Your instructions -
Pick out each line of the records that includes the string "Multi", and copy it.

**** Exercise materials ****

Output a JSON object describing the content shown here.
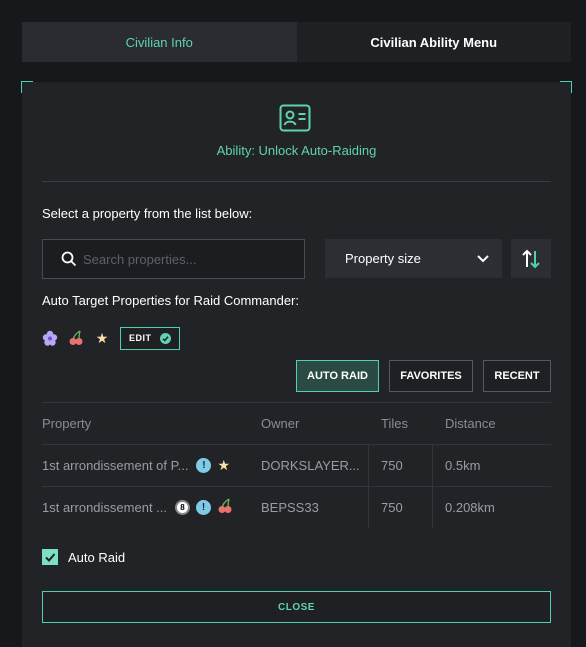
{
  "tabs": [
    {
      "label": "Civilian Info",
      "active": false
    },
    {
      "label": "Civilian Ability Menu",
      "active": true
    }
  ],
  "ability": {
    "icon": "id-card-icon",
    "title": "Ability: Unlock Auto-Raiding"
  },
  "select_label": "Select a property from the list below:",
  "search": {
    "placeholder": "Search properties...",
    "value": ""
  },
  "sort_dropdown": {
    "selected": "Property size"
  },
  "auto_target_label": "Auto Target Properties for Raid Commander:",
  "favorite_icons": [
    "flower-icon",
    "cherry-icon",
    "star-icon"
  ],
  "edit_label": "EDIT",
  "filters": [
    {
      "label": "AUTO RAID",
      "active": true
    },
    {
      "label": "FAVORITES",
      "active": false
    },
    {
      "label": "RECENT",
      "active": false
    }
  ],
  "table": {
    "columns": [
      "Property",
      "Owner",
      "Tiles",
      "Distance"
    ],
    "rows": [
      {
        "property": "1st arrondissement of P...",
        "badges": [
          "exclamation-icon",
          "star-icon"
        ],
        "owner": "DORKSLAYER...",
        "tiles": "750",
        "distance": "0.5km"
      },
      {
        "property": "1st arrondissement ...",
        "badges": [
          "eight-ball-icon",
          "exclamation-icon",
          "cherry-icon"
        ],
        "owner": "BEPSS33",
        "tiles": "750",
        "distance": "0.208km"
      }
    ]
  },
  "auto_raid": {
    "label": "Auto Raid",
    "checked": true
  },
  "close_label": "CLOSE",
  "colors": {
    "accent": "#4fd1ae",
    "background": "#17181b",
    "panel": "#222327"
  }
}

****
**** Exercise materials ****

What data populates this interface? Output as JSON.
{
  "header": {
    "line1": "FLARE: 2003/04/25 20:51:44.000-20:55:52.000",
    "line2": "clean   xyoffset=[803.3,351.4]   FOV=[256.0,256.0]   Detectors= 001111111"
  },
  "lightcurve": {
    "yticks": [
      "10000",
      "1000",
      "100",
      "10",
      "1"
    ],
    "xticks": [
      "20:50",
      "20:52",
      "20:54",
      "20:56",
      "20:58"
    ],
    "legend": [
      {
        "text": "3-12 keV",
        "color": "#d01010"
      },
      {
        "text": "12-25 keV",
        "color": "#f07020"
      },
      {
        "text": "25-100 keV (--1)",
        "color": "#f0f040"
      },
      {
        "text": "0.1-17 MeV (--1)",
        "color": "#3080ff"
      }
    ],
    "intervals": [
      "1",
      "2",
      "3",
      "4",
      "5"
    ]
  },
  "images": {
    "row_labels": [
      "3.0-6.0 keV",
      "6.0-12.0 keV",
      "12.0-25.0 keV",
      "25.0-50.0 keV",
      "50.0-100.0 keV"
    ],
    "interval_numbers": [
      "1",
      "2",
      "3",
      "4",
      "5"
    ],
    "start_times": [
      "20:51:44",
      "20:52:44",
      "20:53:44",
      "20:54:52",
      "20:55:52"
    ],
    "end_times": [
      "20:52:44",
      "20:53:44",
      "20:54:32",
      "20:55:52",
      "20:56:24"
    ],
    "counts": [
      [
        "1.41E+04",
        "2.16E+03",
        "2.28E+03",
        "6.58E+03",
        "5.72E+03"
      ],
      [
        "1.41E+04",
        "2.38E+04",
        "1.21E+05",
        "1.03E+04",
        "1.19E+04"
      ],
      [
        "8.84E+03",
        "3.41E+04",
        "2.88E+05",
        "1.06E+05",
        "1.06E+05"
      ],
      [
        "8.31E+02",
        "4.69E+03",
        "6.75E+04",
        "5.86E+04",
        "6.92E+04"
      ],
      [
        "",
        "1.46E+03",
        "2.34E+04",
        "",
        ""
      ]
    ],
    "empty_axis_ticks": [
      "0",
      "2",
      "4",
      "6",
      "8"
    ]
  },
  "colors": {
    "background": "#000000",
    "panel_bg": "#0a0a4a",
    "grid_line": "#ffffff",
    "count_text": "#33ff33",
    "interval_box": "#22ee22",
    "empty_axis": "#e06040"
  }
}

****
**** Exercise materials ****

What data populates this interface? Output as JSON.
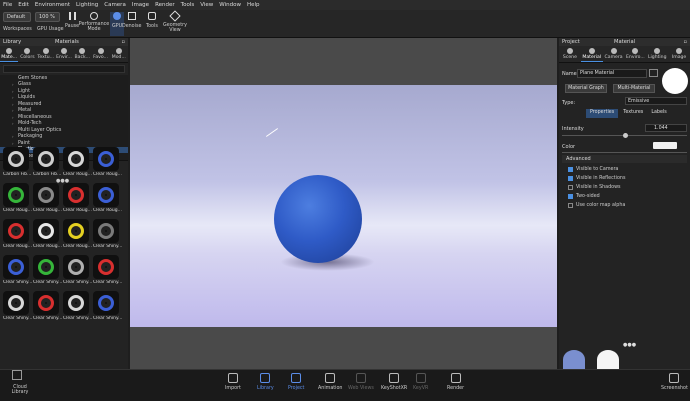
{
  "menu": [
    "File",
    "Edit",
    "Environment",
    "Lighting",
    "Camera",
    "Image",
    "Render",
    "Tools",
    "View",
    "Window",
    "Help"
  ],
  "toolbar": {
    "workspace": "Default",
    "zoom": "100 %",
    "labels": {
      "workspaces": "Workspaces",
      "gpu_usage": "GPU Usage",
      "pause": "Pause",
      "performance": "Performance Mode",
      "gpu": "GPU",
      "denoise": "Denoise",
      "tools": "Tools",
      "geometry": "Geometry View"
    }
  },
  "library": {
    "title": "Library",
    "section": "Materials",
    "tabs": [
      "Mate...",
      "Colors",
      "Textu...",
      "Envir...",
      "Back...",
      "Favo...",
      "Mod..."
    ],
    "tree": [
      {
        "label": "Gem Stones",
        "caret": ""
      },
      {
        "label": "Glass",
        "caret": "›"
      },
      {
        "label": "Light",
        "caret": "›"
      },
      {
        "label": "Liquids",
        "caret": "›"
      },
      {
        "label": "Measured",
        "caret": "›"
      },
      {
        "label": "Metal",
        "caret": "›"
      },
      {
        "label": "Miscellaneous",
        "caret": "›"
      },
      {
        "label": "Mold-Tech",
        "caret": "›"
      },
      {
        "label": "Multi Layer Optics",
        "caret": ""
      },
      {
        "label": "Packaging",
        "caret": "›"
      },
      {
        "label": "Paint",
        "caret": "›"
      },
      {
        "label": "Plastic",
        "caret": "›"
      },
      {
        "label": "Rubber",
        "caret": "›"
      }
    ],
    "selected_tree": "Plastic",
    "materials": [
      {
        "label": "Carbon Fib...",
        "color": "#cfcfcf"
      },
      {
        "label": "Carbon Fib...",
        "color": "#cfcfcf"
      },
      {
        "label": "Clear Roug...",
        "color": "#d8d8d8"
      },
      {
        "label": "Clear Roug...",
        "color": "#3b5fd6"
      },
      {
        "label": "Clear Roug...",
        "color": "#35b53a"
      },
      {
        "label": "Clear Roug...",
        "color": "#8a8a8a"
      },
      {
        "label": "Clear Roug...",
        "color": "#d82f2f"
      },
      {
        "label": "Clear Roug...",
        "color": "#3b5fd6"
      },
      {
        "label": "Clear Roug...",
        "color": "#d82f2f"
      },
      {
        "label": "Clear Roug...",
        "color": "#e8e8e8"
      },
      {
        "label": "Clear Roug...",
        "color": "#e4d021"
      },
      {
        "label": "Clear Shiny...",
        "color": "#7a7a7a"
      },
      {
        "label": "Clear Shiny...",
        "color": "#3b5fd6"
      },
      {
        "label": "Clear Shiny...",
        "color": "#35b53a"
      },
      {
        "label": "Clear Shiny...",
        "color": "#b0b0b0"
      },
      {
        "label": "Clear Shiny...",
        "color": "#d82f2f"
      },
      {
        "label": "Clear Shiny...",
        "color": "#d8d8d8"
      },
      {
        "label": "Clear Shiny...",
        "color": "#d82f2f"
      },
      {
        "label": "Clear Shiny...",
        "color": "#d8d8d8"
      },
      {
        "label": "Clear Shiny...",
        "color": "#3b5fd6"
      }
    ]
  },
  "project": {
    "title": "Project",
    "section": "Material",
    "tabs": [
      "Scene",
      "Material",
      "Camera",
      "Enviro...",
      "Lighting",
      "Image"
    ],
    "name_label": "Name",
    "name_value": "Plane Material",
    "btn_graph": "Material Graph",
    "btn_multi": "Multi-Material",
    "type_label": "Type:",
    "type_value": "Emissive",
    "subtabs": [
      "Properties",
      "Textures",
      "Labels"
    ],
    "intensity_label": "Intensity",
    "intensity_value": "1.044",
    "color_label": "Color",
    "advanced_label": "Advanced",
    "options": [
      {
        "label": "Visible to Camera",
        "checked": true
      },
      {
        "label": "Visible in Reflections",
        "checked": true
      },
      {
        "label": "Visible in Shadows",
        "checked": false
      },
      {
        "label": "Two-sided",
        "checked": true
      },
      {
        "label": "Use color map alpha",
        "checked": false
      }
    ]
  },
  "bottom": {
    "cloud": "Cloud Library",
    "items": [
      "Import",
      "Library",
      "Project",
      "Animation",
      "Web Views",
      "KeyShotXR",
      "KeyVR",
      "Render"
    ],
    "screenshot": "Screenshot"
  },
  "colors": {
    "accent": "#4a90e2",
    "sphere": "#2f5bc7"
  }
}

****

Task response -
        "label": "Multi Layer Optics",
    "btn_multi": "Multi-Material",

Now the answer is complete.